▶ **What needs to be done**
Copy the records below verbatim, starting at the first line and stopping after the line containing "Output each element", and leave out the pictures.

(Records from a dataset)

•••••

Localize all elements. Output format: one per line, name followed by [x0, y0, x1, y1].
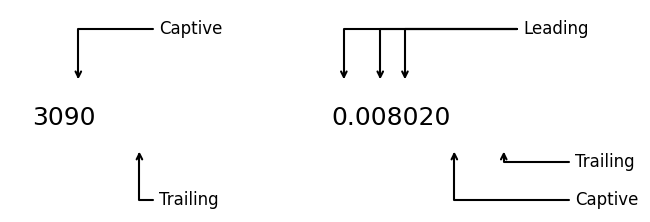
- Text: Captive: Captive: [575, 191, 638, 209]
- Text: 0.008020: 0.008020: [332, 106, 451, 130]
- Text: Leading: Leading: [523, 20, 589, 38]
- Text: Trailing: Trailing: [159, 191, 219, 209]
- Text: 3090: 3090: [32, 106, 96, 130]
- Text: Captive: Captive: [159, 20, 222, 38]
- Text: Trailing: Trailing: [575, 153, 635, 171]
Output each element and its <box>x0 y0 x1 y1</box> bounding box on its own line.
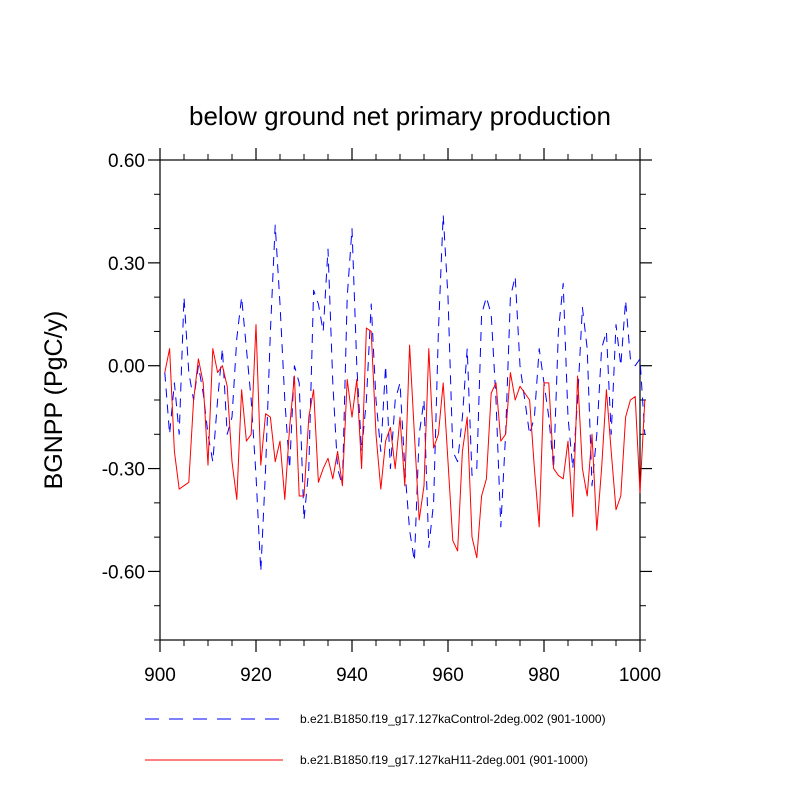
y-axis-label: BGNPP (PgC/y) <box>40 311 68 490</box>
plot-frame <box>159 159 641 641</box>
legend-label-1: b.e21.B1850.f19_g17.127kaControl-2deg.00… <box>300 712 606 726</box>
legend-label-2: b.e21.B1850.f19_g17.127kaH11-2deg.001 (9… <box>300 753 588 767</box>
x-tick-label: 960 <box>432 665 464 686</box>
x-tick-label: 1000 <box>619 665 661 686</box>
y-tick-label: -0.30 <box>102 460 145 481</box>
y-tick-label: 0.60 <box>108 151 145 172</box>
x-tick-label: 920 <box>240 665 272 686</box>
x-tick-label: 980 <box>528 665 560 686</box>
series-line-2 <box>164 324 646 559</box>
legend: b.e21.B1850.f19_g17.127kaControl-2deg.00… <box>145 712 606 767</box>
series-line-1 <box>164 214 646 572</box>
x-tick-label: 900 <box>144 665 176 686</box>
y-tick-label: -0.60 <box>102 562 145 583</box>
y-tick-label: 0.00 <box>108 357 145 378</box>
y-tick-label: 0.30 <box>108 254 145 275</box>
series-layer <box>164 214 646 572</box>
x-tick-label: 940 <box>336 665 368 686</box>
chart-title: below ground net primary production <box>189 101 611 131</box>
axis-ticks: 900 920 940 960 980 1000 0.60 0.30 0.00 -0.30 -0.6… <box>102 148 661 686</box>
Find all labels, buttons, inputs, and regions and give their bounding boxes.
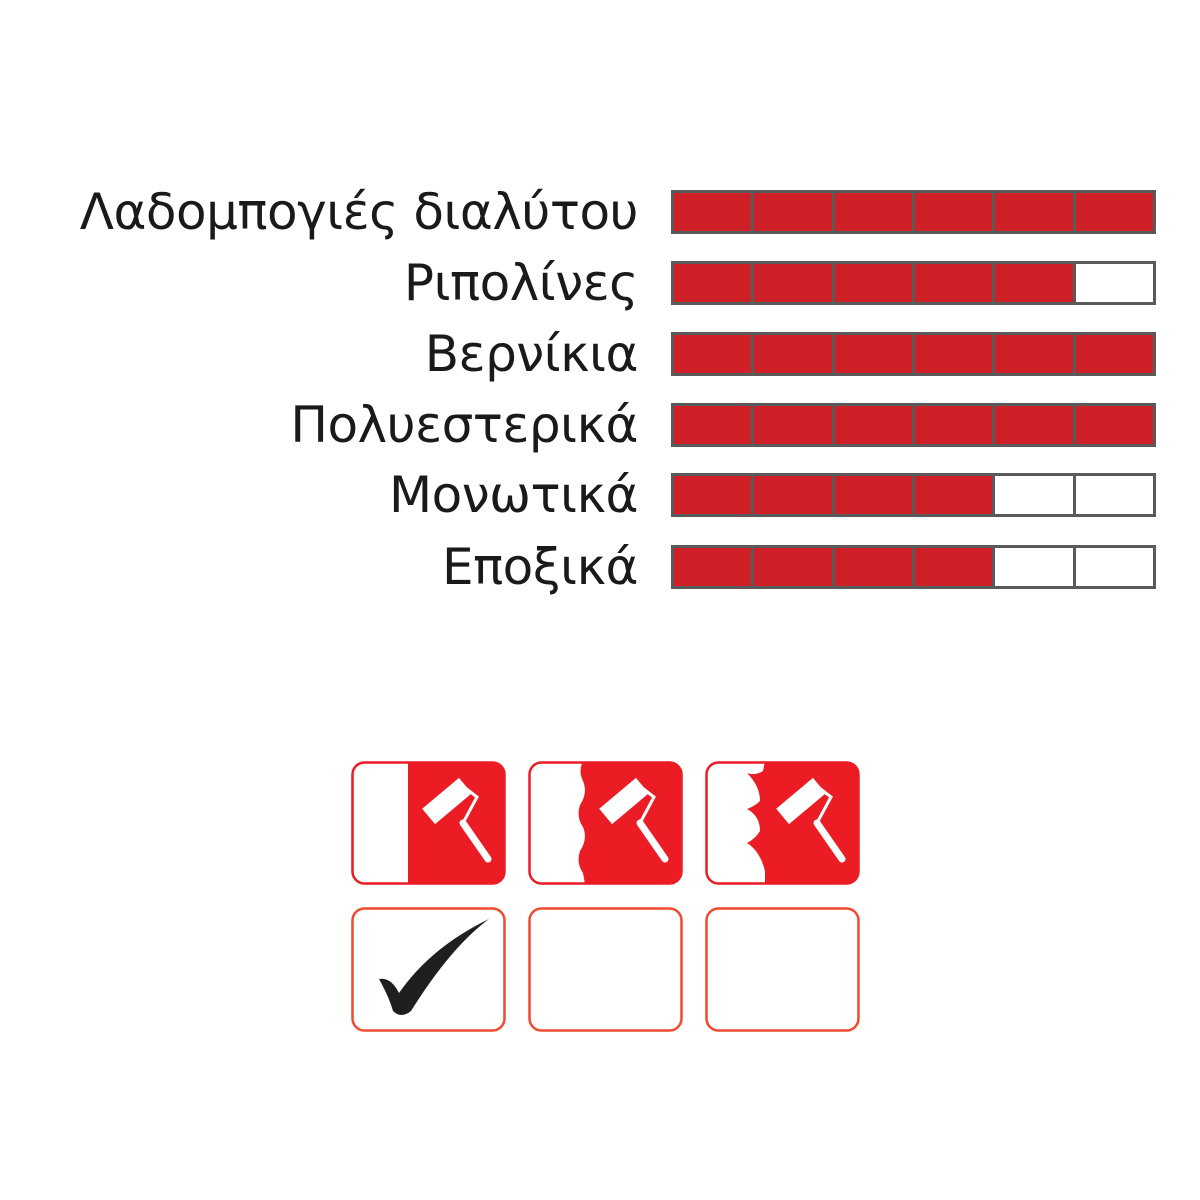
- check-icon: [379, 919, 489, 1015]
- rating-segment-filled: [914, 264, 993, 302]
- rating-segment-filled: [754, 406, 832, 444]
- rating-label: Πολυεστερικά: [290, 396, 638, 454]
- checkbox-empty: [528, 907, 683, 1036]
- rating-segment-filled: [834, 335, 912, 373]
- rating-row: Εποξικά: [0, 538, 1200, 596]
- rating-segment-filled: [754, 193, 832, 231]
- rating-segment-filled: [754, 335, 832, 373]
- rating-row: Λαδομπογιές διαλύτου: [0, 183, 1200, 241]
- rating-segment-filled: [914, 335, 993, 373]
- rating-segment-empty: [1075, 476, 1153, 514]
- rating-bar: [671, 190, 1156, 234]
- rating-bar: [671, 332, 1156, 376]
- rating-segment-filled: [674, 406, 752, 444]
- rating-segment-filled: [834, 406, 912, 444]
- rating-segment-filled: [834, 548, 912, 586]
- rating-label: Ριπολίνες: [403, 254, 639, 312]
- rating-row: Πολυεστερικά: [0, 396, 1200, 454]
- rating-segment-filled: [674, 193, 752, 231]
- rating-segment-filled: [674, 335, 752, 373]
- rating-label: Εποξικά: [441, 538, 639, 596]
- rating-segment-filled: [914, 476, 993, 514]
- rating-segment-filled: [995, 335, 1073, 373]
- rating-segment-filled: [1075, 193, 1153, 231]
- rating-segment-empty: [995, 548, 1073, 586]
- rating-segment-filled: [834, 193, 912, 231]
- rating-segment-filled: [914, 548, 993, 586]
- rating-segment-filled: [995, 193, 1073, 231]
- paint-roller-semi-rough-surface-icon: [528, 761, 683, 889]
- rating-segment-filled: [914, 406, 993, 444]
- rating-label: Μονωτικά: [389, 466, 638, 524]
- rating-segment-filled: [754, 476, 832, 514]
- rating-segment-filled: [995, 406, 1073, 444]
- rating-segment-filled: [1075, 406, 1153, 444]
- rating-segment-empty: [1075, 264, 1153, 302]
- paint-roller-rough-surface-icon: [705, 761, 860, 889]
- checkbox-empty: [705, 907, 860, 1036]
- rating-segment-filled: [754, 548, 832, 586]
- rating-bar: [671, 473, 1156, 517]
- rating-segment-filled: [914, 193, 993, 231]
- rating-label: Λαδομπογιές διαλύτου: [79, 183, 639, 241]
- rating-segment-filled: [995, 264, 1073, 302]
- rating-segment-filled: [754, 264, 832, 302]
- rating-segment-filled: [674, 476, 752, 514]
- rating-row: Μονωτικά: [0, 466, 1200, 524]
- rating-row: Βερνίκια: [0, 325, 1200, 383]
- rating-segment-empty: [1075, 548, 1153, 586]
- rating-segment-filled: [674, 548, 752, 586]
- rating-bar: [671, 261, 1156, 305]
- rating-segment-filled: [674, 264, 752, 302]
- checkbox-checked: [351, 907, 506, 1036]
- paint-roller-smooth-surface-icon: [351, 761, 506, 889]
- rating-row: Ριπολίνες: [0, 254, 1200, 312]
- rating-segment-filled: [834, 476, 912, 514]
- rating-label: Βερνίκια: [424, 325, 639, 383]
- rating-segment-empty: [995, 476, 1073, 514]
- rating-segment-filled: [1075, 335, 1153, 373]
- rating-segment-filled: [834, 264, 912, 302]
- rating-bar: [671, 545, 1156, 589]
- rating-bar: [671, 403, 1156, 447]
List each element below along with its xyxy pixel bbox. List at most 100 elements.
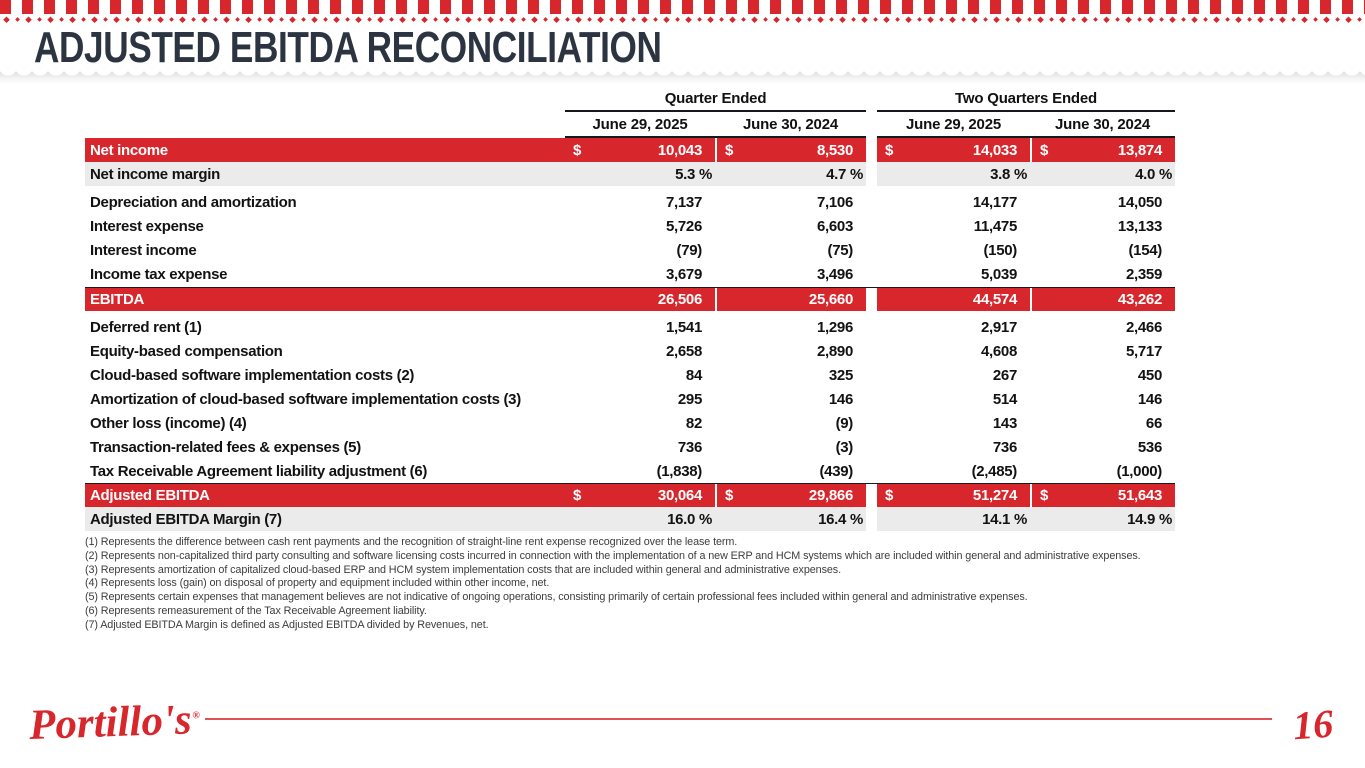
scalloped-divider xyxy=(0,70,1365,84)
column-group-label: Two Quarters Ended xyxy=(877,88,1175,112)
cell-value: 146 xyxy=(1137,390,1162,408)
value-cell: 450 xyxy=(1030,363,1175,387)
quarter-ended-values: 16.0 % 16.4 % xyxy=(565,507,866,531)
value-cell: 2,658 xyxy=(565,339,715,363)
value-cell: 5,717 xyxy=(1030,339,1175,363)
cell-value: 5,039 xyxy=(980,266,1017,283)
two-quarters-ended-values: $14,033 $13,874 xyxy=(877,138,1175,162)
cell-value: 26,506 xyxy=(657,290,702,308)
quarter-ended-values: 26,506 25,660 xyxy=(565,287,866,311)
cell-value: 3,679 xyxy=(665,266,702,283)
dollar-sign: $ xyxy=(573,141,582,159)
table-row: Income tax expense 3,679 3,496 5,039 2,359 xyxy=(85,263,1175,287)
quarter-ended-values: 736 (3) xyxy=(565,435,866,459)
value-cell: (79) xyxy=(565,239,715,263)
date-headers: June 29, 2025 June 30, 2024 xyxy=(877,112,1175,138)
row-label: Tax Receivable Agreement liability adjus… xyxy=(90,462,428,480)
cell-value: 5,726 xyxy=(665,218,702,235)
cell-value: 2,917 xyxy=(980,318,1017,336)
column-header: June 29, 2025 xyxy=(906,115,1001,133)
cell-value: 2,890 xyxy=(816,342,853,360)
value-cell: 13,133 xyxy=(1030,215,1175,239)
column-group-quarter-ended: Quarter Ended June 29, 2025 June 30, 202… xyxy=(565,88,866,138)
two-quarters-ended-values: $51,274 $51,643 xyxy=(877,484,1175,507)
date-headers: June 29, 2025 June 30, 2024 xyxy=(565,112,866,138)
value-cell: (75) xyxy=(715,239,866,263)
cell-value: (9) xyxy=(835,414,854,432)
value-cell: 11,475 xyxy=(877,215,1030,239)
table-row: Amortization of cloud-based software imp… xyxy=(85,387,1175,411)
diamond-border: ◆ ◆ ◆ ◆ ◆ ◆ ◆ ◆ ◆ ◆ ◆ ◆ ◆ ◆ ◆ ◆ ◆ ◆ ◆ ◆ ◆ ◆ ◆ ◆ ◆ ◆ ◆ ◆ ◆ ◆ ◆ ◆ ◆ ◆ ◆ ◆ ◆ ◆ ◆ ◆… xyxy=(3,15,1362,25)
table-row: Interest income (79) (75) (150) (154) xyxy=(85,239,1175,263)
dollar-sign: $ xyxy=(725,487,734,504)
footnote: (1) Represents the difference between ca… xyxy=(85,536,738,548)
value-cell: 14.1 % xyxy=(877,507,1030,531)
row-label: EBITDA xyxy=(85,287,565,311)
cell-value: 16.4 % xyxy=(818,510,863,528)
table-row: Net income $10,043 $8,530 $14,033 $13,874 xyxy=(85,138,1175,162)
cell-value: 5,717 xyxy=(1125,342,1162,360)
cell-value: 736 xyxy=(992,438,1017,456)
quarter-ended-values: 5,726 6,603 xyxy=(565,215,866,239)
value-cell: 1,541 xyxy=(565,315,715,339)
column-header: June 29, 2025 xyxy=(592,115,688,133)
value-cell: (439) xyxy=(715,459,866,483)
two-quarters-ended-values: 2,917 2,466 xyxy=(877,315,1175,339)
value-cell: $14,033 xyxy=(877,138,1030,162)
cell-value: 82 xyxy=(685,414,702,432)
column-header: June 30, 2024 xyxy=(743,115,838,133)
cell-value: 3,496 xyxy=(816,266,853,283)
cell-value: (79) xyxy=(676,242,703,259)
value-cell: 4.0 % xyxy=(1030,162,1175,186)
footnote: (6) Represents remeasurement of the Tax … xyxy=(85,605,427,618)
value-cell: 5.3 % xyxy=(565,162,715,186)
cell-value: 2,658 xyxy=(665,342,702,360)
value-cell: 146 xyxy=(1030,387,1175,411)
cell-value: 2,359 xyxy=(1125,266,1162,283)
cell-value: 4.0 % xyxy=(1135,165,1172,183)
cell-value: (154) xyxy=(1128,242,1162,259)
two-quarters-ended-values: 11,475 13,133 xyxy=(877,215,1175,239)
cell-value: 325 xyxy=(828,366,853,384)
value-cell: 26,506 xyxy=(565,288,715,311)
quarter-ended-values: (79) (75) xyxy=(565,239,866,263)
value-cell: 2,917 xyxy=(877,315,1030,339)
row-label: Equity-based compensation xyxy=(90,342,283,360)
value-cell: $51,274 xyxy=(877,484,1030,507)
value-cell: 295 xyxy=(565,387,715,411)
value-cell: 1,296 xyxy=(715,315,866,339)
value-cell: 84 xyxy=(565,363,715,387)
cell-value: 146 xyxy=(828,390,853,408)
cell-value: 30,064 xyxy=(657,487,702,504)
value-cell: 514 xyxy=(877,387,1030,411)
row-label: Transaction-related fees & expenses (5) xyxy=(90,438,361,456)
quarter-ended-values: $30,064 $29,866 xyxy=(565,484,866,507)
cell-value: 514 xyxy=(992,390,1017,408)
cell-value: 11,475 xyxy=(973,218,1018,235)
value-cell: 44,574 xyxy=(877,288,1030,311)
row-label: Interest expense xyxy=(90,218,204,235)
two-quarters-ended-values: 14,177 14,050 xyxy=(877,191,1175,215)
two-quarters-ended-values: 514 146 xyxy=(877,387,1175,411)
quarter-ended-values: 82 (9) xyxy=(565,411,866,435)
cell-value: 7,106 xyxy=(816,194,853,211)
main-content: Quarter Ended June 29, 2025 June 30, 202… xyxy=(0,84,1365,633)
column-header: June 30, 2024 xyxy=(1055,115,1150,133)
cell-value: 43,262 xyxy=(1117,290,1162,308)
footer-divider-line xyxy=(205,718,1272,720)
value-cell: $10,043 xyxy=(565,138,715,162)
value-cell: 736 xyxy=(877,435,1030,459)
value-cell: 25,660 xyxy=(715,287,866,311)
value-cell: $30,064 xyxy=(565,484,715,507)
cell-value: 295 xyxy=(677,390,702,408)
quarter-ended-values: 84 325 xyxy=(565,363,866,387)
footnote: (4) Represents loss (gain) on disposal o… xyxy=(85,577,550,590)
value-cell: (1,000) xyxy=(1030,459,1175,483)
two-quarters-ended-values: 267 450 xyxy=(877,363,1175,387)
value-cell: 3,496 xyxy=(715,263,866,287)
value-cell: 7,106 xyxy=(715,191,866,215)
cell-value: (150) xyxy=(983,242,1017,259)
value-cell: (9) xyxy=(715,411,866,435)
table-row: Transaction-related fees & expenses (5) 7… xyxy=(85,435,1175,459)
cell-value: 66 xyxy=(1145,414,1162,432)
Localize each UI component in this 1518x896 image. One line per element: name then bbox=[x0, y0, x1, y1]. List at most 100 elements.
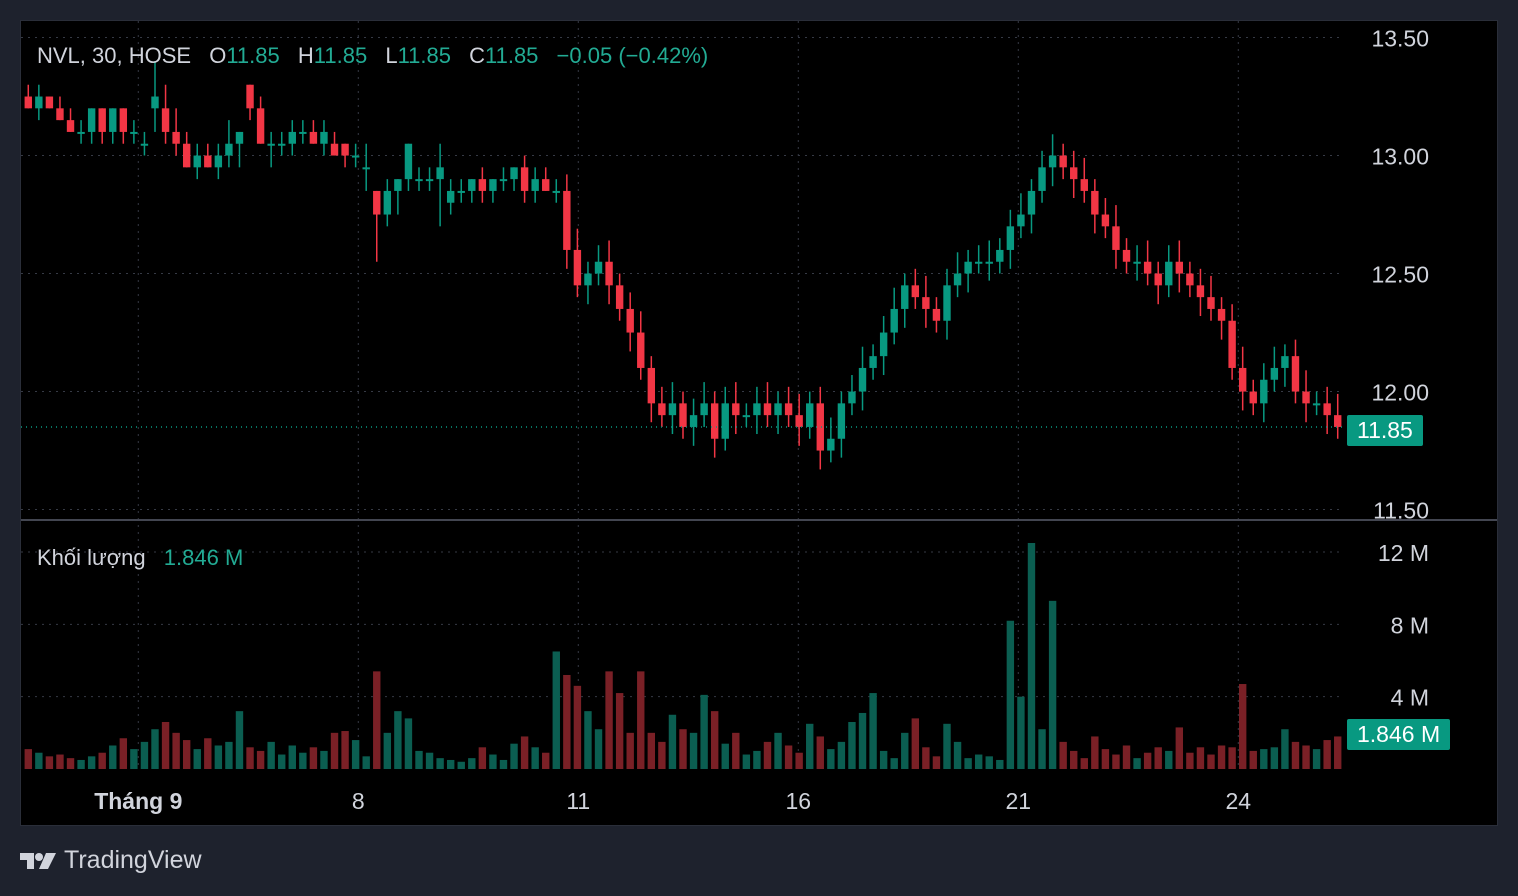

•••••

▶ **Finished task**
Localize all elements. Output format: one per line, name followed by [x0, y0, x1, y1].
- Text: Captive: Captive: [575, 191, 638, 209]
- Text: 0.008020: 0.008020: [332, 106, 451, 130]
- Text: Leading: Leading: [523, 20, 589, 38]
- Text: Trailing: Trailing: [159, 191, 219, 209]
- Text: 3090: 3090: [32, 106, 96, 130]
- Text: Captive: Captive: [159, 20, 222, 38]
- Text: Trailing: Trailing: [575, 153, 635, 171]
Output each element and its <box>x0 y0 x1 y1</box> bounding box on its own line.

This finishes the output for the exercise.